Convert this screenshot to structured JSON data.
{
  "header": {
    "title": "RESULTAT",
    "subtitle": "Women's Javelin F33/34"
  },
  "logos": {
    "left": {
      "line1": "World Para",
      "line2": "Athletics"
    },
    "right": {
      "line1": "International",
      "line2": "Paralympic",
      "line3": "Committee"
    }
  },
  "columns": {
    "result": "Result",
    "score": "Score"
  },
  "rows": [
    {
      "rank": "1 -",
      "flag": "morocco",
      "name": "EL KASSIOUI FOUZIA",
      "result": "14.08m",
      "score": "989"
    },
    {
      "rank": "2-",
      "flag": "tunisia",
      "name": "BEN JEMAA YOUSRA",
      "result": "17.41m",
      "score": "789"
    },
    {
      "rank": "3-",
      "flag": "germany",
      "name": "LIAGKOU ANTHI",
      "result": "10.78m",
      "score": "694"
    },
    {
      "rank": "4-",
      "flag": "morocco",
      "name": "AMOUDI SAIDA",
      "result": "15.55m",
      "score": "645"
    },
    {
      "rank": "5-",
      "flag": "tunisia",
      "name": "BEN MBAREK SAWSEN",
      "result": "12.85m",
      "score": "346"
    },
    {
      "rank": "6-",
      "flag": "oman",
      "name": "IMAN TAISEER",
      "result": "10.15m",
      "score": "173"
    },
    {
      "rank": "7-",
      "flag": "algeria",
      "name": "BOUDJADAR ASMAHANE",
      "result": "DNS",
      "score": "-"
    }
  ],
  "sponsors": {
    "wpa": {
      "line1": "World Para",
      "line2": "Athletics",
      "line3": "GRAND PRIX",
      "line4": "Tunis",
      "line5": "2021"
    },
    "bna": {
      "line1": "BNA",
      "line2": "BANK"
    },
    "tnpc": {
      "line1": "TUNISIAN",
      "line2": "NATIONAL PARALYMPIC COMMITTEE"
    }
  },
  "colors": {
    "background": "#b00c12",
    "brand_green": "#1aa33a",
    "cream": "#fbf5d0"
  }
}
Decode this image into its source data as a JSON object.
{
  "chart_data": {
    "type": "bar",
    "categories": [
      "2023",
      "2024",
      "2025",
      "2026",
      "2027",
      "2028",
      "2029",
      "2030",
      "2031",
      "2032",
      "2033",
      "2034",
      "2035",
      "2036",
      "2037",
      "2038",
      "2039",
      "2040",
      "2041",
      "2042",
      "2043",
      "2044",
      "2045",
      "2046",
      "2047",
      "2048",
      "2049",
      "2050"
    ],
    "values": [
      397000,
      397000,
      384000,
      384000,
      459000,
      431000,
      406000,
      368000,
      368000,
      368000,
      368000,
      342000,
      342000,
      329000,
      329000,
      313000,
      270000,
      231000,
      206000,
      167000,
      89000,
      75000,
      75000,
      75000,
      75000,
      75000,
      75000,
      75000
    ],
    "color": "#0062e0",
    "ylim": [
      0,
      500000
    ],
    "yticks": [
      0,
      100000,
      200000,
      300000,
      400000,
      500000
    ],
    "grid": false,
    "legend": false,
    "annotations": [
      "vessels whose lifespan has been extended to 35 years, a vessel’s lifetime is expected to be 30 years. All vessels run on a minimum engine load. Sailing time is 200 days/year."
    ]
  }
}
* * * * *
Stated exercise:
Your task is to repeat the data exactly; please include every line.

Worked solution:
Convert this screenshot to structured JSON data.
{
  "header": {
    "title": "RESULTAT",
    "subtitle": "Women's Javelin F33/34"
  },
  "logos": {
    "left": {
      "line1": "World Para",
      "line2": "Athletics"
    },
    "right": {
      "line1": "International",
      "line2": "Paralympic",
      "line3": "Committee"
    }
  },
  "columns": {
    "result": "Result",
    "score": "Score"
  },
  "rows": [
    {
      "rank": "1 -",
      "flag": "morocco",
      "name": "EL KASSIOUI FOUZIA",
      "result": "14.08m",
      "score": "989"
    },
    {
      "rank": "2-",
      "flag": "tunisia",
      "name": "BEN JEMAA YOUSRA",
      "result": "17.41m",
      "score": "789"
    },
    {
      "rank": "3-",
      "flag": "germany",
      "name": "LIAGKOU ANTHI",
      "result": "10.78m",
      "score": "694"
    },
    {
      "rank": "4-",
      "flag": "morocco",
      "name": "AMOUDI SAIDA",
      "result": "15.55m",
      "score": "645"
    },
    {
      "rank": "5-",
      "flag": "tunisia",
      "name": "BEN MBAREK SAWSEN",
      "result": "12.85m",
      "score": "346"
    },
    {
      "rank": "6-",
      "flag": "oman",
      "name": "IMAN TAISEER",
      "result": "10.15m",
      "score": "173"
    },
    {
      "rank": "7-",
      "flag": "algeria",
      "name": "BOUDJADAR ASMAHANE",
      "result": "DNS",
      "score": "-"
    }
  ],
  "sponsors": {
    "wpa": {
      "line1": "World Para",
      "line2": "Athletics",
      "line3": "GRAND PRIX",
      "line4": "Tunis",
      "line5": "2021"
    },
    "bna": {
      "line1": "BNA",
      "line2": "BANK"
    },
    "tnpc": {
      "line1": "TUNISIAN",
      "line2": "NATIONAL PARALYMPIC COMMITTEE"
    }
  },
  "colors": {
    "background": "#b00c12",
    "brand_green": "#1aa33a",
    "cream": "#fbf5d0"
  }
}
Decode this image into its source data as a JSON object.
{
  "chart_data": {
    "type": "bar",
    "categories": [
      "2023",
      "2024",
      "2025",
      "2026",
      "2027",
      "2028",
      "2029",
      "2030",
      "2031",
      "2032",
      "2033",
      "2034",
      "2035",
      "2036",
      "2037",
      "2038",
      "2039",
      "2040",
      "2041",
      "2042",
      "2043",
      "2044",
      "2045",
      "2046",
      "2047",
      "2048",
      "2049",
      "2050"
    ],
    "values": [
      397000,
      397000,
      384000,
      384000,
      459000,
      431000,
      406000,
      368000,
      368000,
      368000,
      368000,
      342000,
      342000,
      329000,
      329000,
      313000,
      270000,
      231000,
      206000,
      167000,
      89000,
      75000,
      75000,
      75000,
      75000,
      75000,
      75000,
      75000
    ],
    "color": "#0062e0",
    "ylim": [
      0,
      500000
    ],
    "yticks": [
      0,
      100000,
      200000,
      300000,
      400000,
      500000
    ],
    "grid": false,
    "legend": false,
    "annotations": [
      "vessels whose lifespan has been extended to 35 years, a vessel’s lifetime is expected to be 30 years. All vessels run on a minimum engine load. Sailing time is 200 days/year."
    ]
  }
}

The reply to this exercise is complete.